Extracted records
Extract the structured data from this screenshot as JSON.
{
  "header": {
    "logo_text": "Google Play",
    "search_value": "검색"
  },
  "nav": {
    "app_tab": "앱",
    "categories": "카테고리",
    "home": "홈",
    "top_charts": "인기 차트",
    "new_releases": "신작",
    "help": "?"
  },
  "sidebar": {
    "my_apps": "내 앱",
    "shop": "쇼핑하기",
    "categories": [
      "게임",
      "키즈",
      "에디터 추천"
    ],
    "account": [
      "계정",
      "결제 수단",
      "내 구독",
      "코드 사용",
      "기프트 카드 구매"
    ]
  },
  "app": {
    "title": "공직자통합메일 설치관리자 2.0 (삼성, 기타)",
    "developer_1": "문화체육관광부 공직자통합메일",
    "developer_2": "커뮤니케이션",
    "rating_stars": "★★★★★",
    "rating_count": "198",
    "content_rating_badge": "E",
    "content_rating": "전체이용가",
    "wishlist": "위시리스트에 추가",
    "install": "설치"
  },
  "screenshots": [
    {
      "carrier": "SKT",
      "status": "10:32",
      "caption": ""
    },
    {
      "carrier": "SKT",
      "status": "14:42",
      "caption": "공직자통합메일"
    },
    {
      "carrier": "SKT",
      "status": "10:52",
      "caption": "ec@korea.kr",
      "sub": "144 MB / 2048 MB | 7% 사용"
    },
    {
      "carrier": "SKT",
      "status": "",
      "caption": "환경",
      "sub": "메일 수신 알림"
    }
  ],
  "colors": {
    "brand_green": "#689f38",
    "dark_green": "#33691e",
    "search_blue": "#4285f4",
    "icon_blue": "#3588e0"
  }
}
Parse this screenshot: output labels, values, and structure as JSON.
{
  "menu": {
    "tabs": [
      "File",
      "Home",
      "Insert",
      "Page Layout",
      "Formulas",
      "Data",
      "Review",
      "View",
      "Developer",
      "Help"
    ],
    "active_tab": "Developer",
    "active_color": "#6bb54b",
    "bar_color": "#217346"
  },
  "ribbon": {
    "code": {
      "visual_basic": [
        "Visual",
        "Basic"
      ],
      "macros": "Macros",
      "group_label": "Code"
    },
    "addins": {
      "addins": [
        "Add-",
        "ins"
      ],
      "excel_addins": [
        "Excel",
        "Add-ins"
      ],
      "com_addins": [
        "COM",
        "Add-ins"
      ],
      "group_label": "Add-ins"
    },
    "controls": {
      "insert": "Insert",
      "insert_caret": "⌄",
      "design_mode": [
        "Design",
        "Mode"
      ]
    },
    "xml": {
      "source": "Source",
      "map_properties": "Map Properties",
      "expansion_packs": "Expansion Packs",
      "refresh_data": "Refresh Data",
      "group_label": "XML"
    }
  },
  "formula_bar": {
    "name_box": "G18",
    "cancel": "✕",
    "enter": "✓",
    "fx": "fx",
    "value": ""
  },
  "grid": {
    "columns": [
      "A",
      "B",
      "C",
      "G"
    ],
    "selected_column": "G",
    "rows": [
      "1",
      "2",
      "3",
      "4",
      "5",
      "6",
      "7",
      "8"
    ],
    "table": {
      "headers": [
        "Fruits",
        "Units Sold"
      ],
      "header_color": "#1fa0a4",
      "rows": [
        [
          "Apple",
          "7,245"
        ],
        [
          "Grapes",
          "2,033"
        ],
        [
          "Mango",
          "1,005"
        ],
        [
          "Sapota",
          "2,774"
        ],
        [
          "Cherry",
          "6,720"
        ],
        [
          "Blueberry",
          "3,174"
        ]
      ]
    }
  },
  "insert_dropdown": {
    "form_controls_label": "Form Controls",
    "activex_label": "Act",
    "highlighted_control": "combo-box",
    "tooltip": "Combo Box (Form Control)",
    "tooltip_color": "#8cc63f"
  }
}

WHAT YOU SHOULD DO
Transcribe each record exactly. Leave nothing out.

TASK RESPONSE
Extract the structured data from this screenshot as JSON.
{
  "header": {
    "logo_text": "Google Play",
    "search_value": "검색"
  },
  "nav": {
    "app_tab": "앱",
    "categories": "카테고리",
    "home": "홈",
    "top_charts": "인기 차트",
    "new_releases": "신작",
    "help": "?"
  },
  "sidebar": {
    "my_apps": "내 앱",
    "shop": "쇼핑하기",
    "categories": [
      "게임",
      "키즈",
      "에디터 추천"
    ],
    "account": [
      "계정",
      "결제 수단",
      "내 구독",
      "코드 사용",
      "기프트 카드 구매"
    ]
  },
  "app": {
    "title": "공직자통합메일 설치관리자 2.0 (삼성, 기타)",
    "developer_1": "문화체육관광부 공직자통합메일",
    "developer_2": "커뮤니케이션",
    "rating_stars": "★★★★★",
    "rating_count": "198",
    "content_rating_badge": "E",
    "content_rating": "전체이용가",
    "wishlist": "위시리스트에 추가",
    "install": "설치"
  },
  "screenshots": [
    {
      "carrier": "SKT",
      "status": "10:32",
      "caption": ""
    },
    {
      "carrier": "SKT",
      "status": "14:42",
      "caption": "공직자통합메일"
    },
    {
      "carrier": "SKT",
      "status": "10:52",
      "caption": "ec@korea.kr",
      "sub": "144 MB / 2048 MB | 7% 사용"
    },
    {
      "carrier": "SKT",
      "status": "",
      "caption": "환경",
      "sub": "메일 수신 알림"
    }
  ],
  "colors": {
    "brand_green": "#689f38",
    "dark_green": "#33691e",
    "search_blue": "#4285f4",
    "icon_blue": "#3588e0"
  }
}
Parse this screenshot: output labels, values, and structure as JSON.
{
  "menu": {
    "tabs": [
      "File",
      "Home",
      "Insert",
      "Page Layout",
      "Formulas",
      "Data",
      "Review",
      "View",
      "Developer",
      "Help"
    ],
    "active_tab": "Developer",
    "active_color": "#6bb54b",
    "bar_color": "#217346"
  },
  "ribbon": {
    "code": {
      "visual_basic": [
        "Visual",
        "Basic"
      ],
      "macros": "Macros",
      "group_label": "Code"
    },
    "addins": {
      "addins": [
        "Add-",
        "ins"
      ],
      "excel_addins": [
        "Excel",
        "Add-ins"
      ],
      "com_addins": [
        "COM",
        "Add-ins"
      ],
      "group_label": "Add-ins"
    },
    "controls": {
      "insert": "Insert",
      "insert_caret": "⌄",
      "design_mode": [
        "Design",
        "Mode"
      ]
    },
    "xml": {
      "source": "Source",
      "map_properties": "Map Properties",
      "expansion_packs": "Expansion Packs",
      "refresh_data": "Refresh Data",
      "group_label": "XML"
    }
  },
  "formula_bar": {
    "name_box": "G18",
    "cancel": "✕",
    "enter": "✓",
    "fx": "fx",
    "value": ""
  },
  "grid": {
    "columns": [
      "A",
      "B",
      "C",
      "G"
    ],
    "selected_column": "G",
    "rows": [
      "1",
      "2",
      "3",
      "4",
      "5",
      "6",
      "7",
      "8"
    ],
    "table": {
      "headers": [
        "Fruits",
        "Units Sold"
      ],
      "header_color": "#1fa0a4",
      "rows": [
        [
          "Apple",
          "7,245"
        ],
        [
          "Grapes",
          "2,033"
        ],
        [
          "Mango",
          "1,005"
        ],
        [
          "Sapota",
          "2,774"
        ],
        [
          "Cherry",
          "6,720"
        ],
        [
          "Blueberry",
          "3,174"
        ]
      ]
    }
  },
  "insert_dropdown": {
    "form_controls_label": "Form Controls",
    "activex_label": "Act",
    "highlighted_control": "combo-box",
    "tooltip": "Combo Box (Form Control)",
    "tooltip_color": "#8cc63f"
  }
}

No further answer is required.